### Record list
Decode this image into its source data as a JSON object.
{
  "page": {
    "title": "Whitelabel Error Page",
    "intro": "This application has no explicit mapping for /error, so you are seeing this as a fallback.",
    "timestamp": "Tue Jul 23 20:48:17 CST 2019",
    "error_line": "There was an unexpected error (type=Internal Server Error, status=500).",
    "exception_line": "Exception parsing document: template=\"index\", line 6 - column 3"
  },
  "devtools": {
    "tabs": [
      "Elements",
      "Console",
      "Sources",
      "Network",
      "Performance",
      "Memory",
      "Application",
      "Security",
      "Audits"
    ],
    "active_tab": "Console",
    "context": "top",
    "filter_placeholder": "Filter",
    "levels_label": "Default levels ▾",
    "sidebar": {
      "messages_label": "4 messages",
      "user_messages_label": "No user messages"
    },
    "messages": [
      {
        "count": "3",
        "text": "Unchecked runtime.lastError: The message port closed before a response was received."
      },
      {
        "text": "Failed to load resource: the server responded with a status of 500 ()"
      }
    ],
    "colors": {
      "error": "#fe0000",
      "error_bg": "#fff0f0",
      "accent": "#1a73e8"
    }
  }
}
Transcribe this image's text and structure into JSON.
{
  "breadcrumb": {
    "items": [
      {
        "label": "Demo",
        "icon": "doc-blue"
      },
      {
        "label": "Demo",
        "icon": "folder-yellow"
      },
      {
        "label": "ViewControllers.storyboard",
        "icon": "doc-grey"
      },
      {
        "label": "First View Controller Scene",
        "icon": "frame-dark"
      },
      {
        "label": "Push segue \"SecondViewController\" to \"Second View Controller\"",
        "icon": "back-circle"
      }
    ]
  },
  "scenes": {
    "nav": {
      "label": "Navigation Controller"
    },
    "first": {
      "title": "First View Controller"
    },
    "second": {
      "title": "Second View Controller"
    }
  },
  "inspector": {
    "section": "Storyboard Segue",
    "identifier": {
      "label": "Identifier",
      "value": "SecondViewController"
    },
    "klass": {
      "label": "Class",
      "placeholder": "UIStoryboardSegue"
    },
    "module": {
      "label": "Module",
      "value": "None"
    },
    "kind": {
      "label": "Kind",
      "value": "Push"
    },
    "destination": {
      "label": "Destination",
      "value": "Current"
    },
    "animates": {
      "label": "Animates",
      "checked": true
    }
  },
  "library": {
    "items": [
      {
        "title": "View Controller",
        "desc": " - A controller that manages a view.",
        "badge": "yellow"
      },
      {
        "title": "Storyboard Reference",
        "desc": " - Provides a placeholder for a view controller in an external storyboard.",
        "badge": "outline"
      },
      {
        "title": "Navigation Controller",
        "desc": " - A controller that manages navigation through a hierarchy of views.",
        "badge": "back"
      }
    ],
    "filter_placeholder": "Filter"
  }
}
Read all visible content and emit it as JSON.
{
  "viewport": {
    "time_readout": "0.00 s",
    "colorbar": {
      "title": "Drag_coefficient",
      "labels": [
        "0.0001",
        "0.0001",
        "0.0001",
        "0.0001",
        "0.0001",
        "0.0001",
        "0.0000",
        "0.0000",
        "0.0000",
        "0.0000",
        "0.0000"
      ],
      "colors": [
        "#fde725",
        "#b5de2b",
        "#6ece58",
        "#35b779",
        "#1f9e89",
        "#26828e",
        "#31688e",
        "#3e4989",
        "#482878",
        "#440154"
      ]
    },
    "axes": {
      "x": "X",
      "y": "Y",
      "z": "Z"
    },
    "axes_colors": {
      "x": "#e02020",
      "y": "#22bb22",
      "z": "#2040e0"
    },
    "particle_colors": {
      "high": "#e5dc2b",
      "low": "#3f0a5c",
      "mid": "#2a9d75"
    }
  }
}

### Written task
Repeat only the stretch of lines starting at the one containing "Read all visible content and emit it as JSON." and running to the final line of the entries above.

### Written reply
Read all visible content and emit it as JSON.
{
  "viewport": {
    "time_readout": "0.00 s",
    "colorbar": {
      "title": "Drag_coefficient",
      "labels": [
        "0.0001",
        "0.0001",
        "0.0001",
        "0.0001",
        "0.0001",
        "0.0001",
        "0.0000",
        "0.0000",
        "0.0000",
        "0.0000",
        "0.0000"
      ],
      "colors": [
        "#fde725",
        "#b5de2b",
        "#6ece58",
        "#35b779",
        "#1f9e89",
        "#26828e",
        "#31688e",
        "#3e4989",
        "#482878",
        "#440154"
      ]
    },
    "axes": {
      "x": "X",
      "y": "Y",
      "z": "Z"
    },
    "axes_colors": {
      "x": "#e02020",
      "y": "#22bb22",
      "z": "#2040e0"
    },
    "particle_colors": {
      "high": "#e5dc2b",
      "low": "#3f0a5c",
      "mid": "#2a9d75"
    }
  }
}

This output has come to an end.